> GIVEN PROBLEM:
Copy the material below in full, replacing each instance of "Application Scenarios" with "Usage Scenarios" and keeping everything else unchanged.

* START RECORDED DATA *

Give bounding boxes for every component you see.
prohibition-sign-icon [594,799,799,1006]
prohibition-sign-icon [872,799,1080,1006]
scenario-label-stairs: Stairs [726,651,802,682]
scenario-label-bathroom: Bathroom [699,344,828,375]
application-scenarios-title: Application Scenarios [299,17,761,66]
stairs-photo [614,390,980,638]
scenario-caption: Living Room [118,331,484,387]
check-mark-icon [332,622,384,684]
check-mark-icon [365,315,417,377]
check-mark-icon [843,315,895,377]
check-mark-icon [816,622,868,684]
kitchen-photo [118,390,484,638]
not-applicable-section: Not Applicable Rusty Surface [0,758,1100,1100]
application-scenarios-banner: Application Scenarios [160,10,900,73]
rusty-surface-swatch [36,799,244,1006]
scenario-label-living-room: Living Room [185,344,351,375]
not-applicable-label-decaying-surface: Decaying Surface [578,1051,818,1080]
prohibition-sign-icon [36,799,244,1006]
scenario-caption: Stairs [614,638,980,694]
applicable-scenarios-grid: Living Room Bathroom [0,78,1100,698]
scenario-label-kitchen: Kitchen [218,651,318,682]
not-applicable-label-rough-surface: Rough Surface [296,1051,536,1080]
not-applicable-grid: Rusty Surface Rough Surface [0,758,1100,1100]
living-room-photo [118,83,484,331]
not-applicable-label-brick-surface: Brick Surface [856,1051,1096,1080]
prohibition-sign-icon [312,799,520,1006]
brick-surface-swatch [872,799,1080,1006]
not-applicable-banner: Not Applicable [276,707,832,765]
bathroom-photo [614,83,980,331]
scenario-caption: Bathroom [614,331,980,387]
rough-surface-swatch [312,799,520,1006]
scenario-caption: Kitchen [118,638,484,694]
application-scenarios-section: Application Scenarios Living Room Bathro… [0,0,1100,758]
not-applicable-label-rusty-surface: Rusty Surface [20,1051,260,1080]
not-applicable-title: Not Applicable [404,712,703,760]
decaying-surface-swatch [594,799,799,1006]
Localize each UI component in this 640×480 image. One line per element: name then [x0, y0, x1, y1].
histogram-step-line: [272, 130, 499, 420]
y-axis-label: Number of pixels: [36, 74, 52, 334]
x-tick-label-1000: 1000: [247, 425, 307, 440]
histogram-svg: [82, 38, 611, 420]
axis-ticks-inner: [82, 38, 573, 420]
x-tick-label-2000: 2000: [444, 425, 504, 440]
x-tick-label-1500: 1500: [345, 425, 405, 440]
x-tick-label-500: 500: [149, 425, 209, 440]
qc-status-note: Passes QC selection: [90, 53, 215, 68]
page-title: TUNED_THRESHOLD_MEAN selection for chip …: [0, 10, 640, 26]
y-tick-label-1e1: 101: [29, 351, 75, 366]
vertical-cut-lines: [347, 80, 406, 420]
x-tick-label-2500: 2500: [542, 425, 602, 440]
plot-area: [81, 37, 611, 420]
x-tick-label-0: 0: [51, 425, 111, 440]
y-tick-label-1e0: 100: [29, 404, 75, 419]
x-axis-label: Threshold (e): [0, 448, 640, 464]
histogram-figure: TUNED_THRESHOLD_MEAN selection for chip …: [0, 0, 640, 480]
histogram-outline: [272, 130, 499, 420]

* END RECORDED DATA *

> TASK SOLUTION:
Give bounding boxes for every component you see.
prohibition-sign-icon [594,799,799,1006]
prohibition-sign-icon [872,799,1080,1006]
scenario-label-stairs: Stairs [726,651,802,682]
scenario-label-bathroom: Bathroom [699,344,828,375]
application-scenarios-title: Usage Scenarios [299,17,761,66]
stairs-photo [614,390,980,638]
scenario-caption: Living Room [118,331,484,387]
check-mark-icon [332,622,384,684]
check-mark-icon [365,315,417,377]
check-mark-icon [843,315,895,377]
check-mark-icon [816,622,868,684]
kitchen-photo [118,390,484,638]
not-applicable-section: Not Applicable Rusty Surface [0,758,1100,1100]
application-scenarios-banner: Usage Scenarios [160,10,900,73]
rusty-surface-swatch [36,799,244,1006]
scenario-label-living-room: Living Room [185,344,351,375]
not-applicable-label-decaying-surface: Decaying Surface [578,1051,818,1080]
prohibition-sign-icon [36,799,244,1006]
scenario-caption: Stairs [614,638,980,694]
applicable-scenarios-grid: Living Room Bathroom [0,78,1100,698]
scenario-label-kitchen: Kitchen [218,651,318,682]
not-applicable-label-rough-surface: Rough Surface [296,1051,536,1080]
not-applicable-grid: Rusty Surface Rough Surface [0,758,1100,1100]
living-room-photo [118,83,484,331]
not-applicable-label-brick-surface: Brick Surface [856,1051,1096,1080]
prohibition-sign-icon [312,799,520,1006]
brick-surface-swatch [872,799,1080,1006]
not-applicable-banner: Not Applicable [276,707,832,765]
bathroom-photo [614,83,980,331]
scenario-caption: Bathroom [614,331,980,387]
rough-surface-swatch [312,799,520,1006]
scenario-caption: Kitchen [118,638,484,694]
application-scenarios-section: Usage Scenarios Living Room Bathro… [0,0,1100,758]
not-applicable-label-rusty-surface: Rusty Surface [20,1051,260,1080]
not-applicable-title: Not Applicable [404,712,703,760]
decaying-surface-swatch [594,799,799,1006]
Localize each UI component in this 640×480 image. One line per element: name then [x0, y0, x1, y1].
histogram-step-line: [272, 130, 499, 420]
y-axis-label: Number of pixels: [36, 74, 52, 334]
x-tick-label-1000: 1000: [247, 425, 307, 440]
histogram-svg: [82, 38, 611, 420]
axis-ticks-inner: [82, 38, 573, 420]
x-tick-label-2000: 2000: [444, 425, 504, 440]
x-tick-label-1500: 1500: [345, 425, 405, 440]
x-tick-label-500: 500: [149, 425, 209, 440]
qc-status-note: Passes QC selection: [90, 53, 215, 68]
page-title: TUNED_THRESHOLD_MEAN selection for chip …: [0, 10, 640, 26]
y-tick-label-1e1: 101: [29, 351, 75, 366]
vertical-cut-lines: [347, 80, 406, 420]
x-tick-label-2500: 2500: [542, 425, 602, 440]
plot-area: [81, 37, 611, 420]
x-tick-label-0: 0: [51, 425, 111, 440]
y-tick-label-1e0: 100: [29, 404, 75, 419]
x-axis-label: Threshold (e): [0, 448, 640, 464]
histogram-figure: TUNED_THRESHOLD_MEAN selection for chip …: [0, 0, 640, 480]
histogram-outline: [272, 130, 499, 420]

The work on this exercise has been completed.